## EXERCISE DETAILS
Transcribe all the records with complete accuracy.

Stored data:
==================================================

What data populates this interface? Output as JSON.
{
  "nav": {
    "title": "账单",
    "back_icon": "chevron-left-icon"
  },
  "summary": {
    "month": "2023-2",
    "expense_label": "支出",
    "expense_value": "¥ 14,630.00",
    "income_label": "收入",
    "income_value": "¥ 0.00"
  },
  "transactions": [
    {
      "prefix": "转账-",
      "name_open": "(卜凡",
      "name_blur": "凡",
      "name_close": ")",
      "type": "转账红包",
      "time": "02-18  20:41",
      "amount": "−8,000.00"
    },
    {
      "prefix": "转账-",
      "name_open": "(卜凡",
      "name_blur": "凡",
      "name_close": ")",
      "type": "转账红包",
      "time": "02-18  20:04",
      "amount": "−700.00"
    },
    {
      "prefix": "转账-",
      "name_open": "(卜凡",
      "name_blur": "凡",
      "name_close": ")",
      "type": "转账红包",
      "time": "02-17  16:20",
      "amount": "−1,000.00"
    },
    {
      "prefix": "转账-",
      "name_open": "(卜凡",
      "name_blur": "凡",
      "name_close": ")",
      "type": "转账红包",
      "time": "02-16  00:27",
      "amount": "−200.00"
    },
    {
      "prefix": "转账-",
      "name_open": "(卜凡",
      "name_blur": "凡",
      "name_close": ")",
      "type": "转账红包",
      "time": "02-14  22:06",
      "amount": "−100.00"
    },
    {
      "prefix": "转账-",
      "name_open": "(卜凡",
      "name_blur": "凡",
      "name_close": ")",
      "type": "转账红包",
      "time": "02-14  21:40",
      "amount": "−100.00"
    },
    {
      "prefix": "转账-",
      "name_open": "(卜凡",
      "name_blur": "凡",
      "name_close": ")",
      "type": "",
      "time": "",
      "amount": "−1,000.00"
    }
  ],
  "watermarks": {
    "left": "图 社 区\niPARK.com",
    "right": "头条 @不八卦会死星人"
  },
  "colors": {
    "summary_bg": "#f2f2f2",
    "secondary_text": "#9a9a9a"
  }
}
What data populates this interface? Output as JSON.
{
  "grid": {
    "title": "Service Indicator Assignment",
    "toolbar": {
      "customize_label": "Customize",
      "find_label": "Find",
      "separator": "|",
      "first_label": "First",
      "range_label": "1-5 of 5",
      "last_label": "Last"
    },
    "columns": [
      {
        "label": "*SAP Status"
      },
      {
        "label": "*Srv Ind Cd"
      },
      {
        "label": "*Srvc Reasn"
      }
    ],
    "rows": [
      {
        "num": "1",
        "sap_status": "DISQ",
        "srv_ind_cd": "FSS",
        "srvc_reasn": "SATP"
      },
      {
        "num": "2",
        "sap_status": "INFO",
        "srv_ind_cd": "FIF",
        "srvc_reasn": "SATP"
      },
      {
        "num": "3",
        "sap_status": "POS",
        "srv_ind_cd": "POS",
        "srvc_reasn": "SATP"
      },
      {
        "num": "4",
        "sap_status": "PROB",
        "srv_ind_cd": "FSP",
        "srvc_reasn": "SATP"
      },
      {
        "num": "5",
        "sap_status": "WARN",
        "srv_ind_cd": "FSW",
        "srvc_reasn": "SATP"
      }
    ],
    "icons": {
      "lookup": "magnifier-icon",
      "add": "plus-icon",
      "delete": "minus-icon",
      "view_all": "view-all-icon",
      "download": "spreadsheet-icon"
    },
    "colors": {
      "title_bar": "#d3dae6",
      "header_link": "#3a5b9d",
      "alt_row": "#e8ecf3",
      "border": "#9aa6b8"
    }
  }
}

==================================================

## COMPLETE RESPONSE
What data populates this interface? Output as JSON.
{
  "nav": {
    "title": "账单",
    "back_icon": "chevron-left-icon"
  },
  "summary": {
    "month": "2023-2",
    "expense_label": "支出",
    "expense_value": "¥ 14,630.00",
    "income_label": "收入",
    "income_value": "¥ 0.00"
  },
  "transactions": [
    {
      "prefix": "转账-",
      "name_open": "(卜凡",
      "name_blur": "凡",
      "name_close": ")",
      "type": "转账红包",
      "time": "02-18  20:41",
      "amount": "−8,000.00"
    },
    {
      "prefix": "转账-",
      "name_open": "(卜凡",
      "name_blur": "凡",
      "name_close": ")",
      "type": "转账红包",
      "time": "02-18  20:04",
      "amount": "−700.00"
    },
    {
      "prefix": "转账-",
      "name_open": "(卜凡",
      "name_blur": "凡",
      "name_close": ")",
      "type": "转账红包",
      "time": "02-17  16:20",
      "amount": "−1,000.00"
    },
    {
      "prefix": "转账-",
      "name_open": "(卜凡",
      "name_blur": "凡",
      "name_close": ")",
      "type": "转账红包",
      "time": "02-16  00:27",
      "amount": "−200.00"
    },
    {
      "prefix": "转账-",
      "name_open": "(卜凡",
      "name_blur": "凡",
      "name_close": ")",
      "type": "转账红包",
      "time": "02-14  22:06",
      "amount": "−100.00"
    },
    {
      "prefix": "转账-",
      "name_open": "(卜凡",
      "name_blur": "凡",
      "name_close": ")",
      "type": "转账红包",
      "time": "02-14  21:40",
      "amount": "−100.00"
    },
    {
      "prefix": "转账-",
      "name_open": "(卜凡",
      "name_blur": "凡",
      "name_close": ")",
      "type": "",
      "time": "",
      "amount": "−1,000.00"
    }
  ],
  "watermarks": {
    "left": "图 社 区\niPARK.com",
    "right": "头条 @不八卦会死星人"
  },
  "colors": {
    "summary_bg": "#f2f2f2",
    "secondary_text": "#9a9a9a"
  }
}
What data populates this interface? Output as JSON.
{
  "grid": {
    "title": "Service Indicator Assignment",
    "toolbar": {
      "customize_label": "Customize",
      "find_label": "Find",
      "separator": "|",
      "first_label": "First",
      "range_label": "1-5 of 5",
      "last_label": "Last"
    },
    "columns": [
      {
        "label": "*SAP Status"
      },
      {
        "label": "*Srv Ind Cd"
      },
      {
        "label": "*Srvc Reasn"
      }
    ],
    "rows": [
      {
        "num": "1",
        "sap_status": "DISQ",
        "srv_ind_cd": "FSS",
        "srvc_reasn": "SATP"
      },
      {
        "num": "2",
        "sap_status": "INFO",
        "srv_ind_cd": "FIF",
        "srvc_reasn": "SATP"
      },
      {
        "num": "3",
        "sap_status": "POS",
        "srv_ind_cd": "POS",
        "srvc_reasn": "SATP"
      },
      {
        "num": "4",
        "sap_status": "PROB",
        "srv_ind_cd": "FSP",
        "srvc_reasn": "SATP"
      },
      {
        "num": "5",
        "sap_status": "WARN",
        "srv_ind_cd": "FSW",
        "srvc_reasn": "SATP"
      }
    ],
    "icons": {
      "lookup": "magnifier-icon",
      "add": "plus-icon",
      "delete": "minus-icon",
      "view_all": "view-all-icon",
      "download": "spreadsheet-icon"
    },
    "colors": {
      "title_bar": "#d3dae6",
      "header_link": "#3a5b9d",
      "alt_row": "#e8ecf3",
      "border": "#9aa6b8"
    }
  }
}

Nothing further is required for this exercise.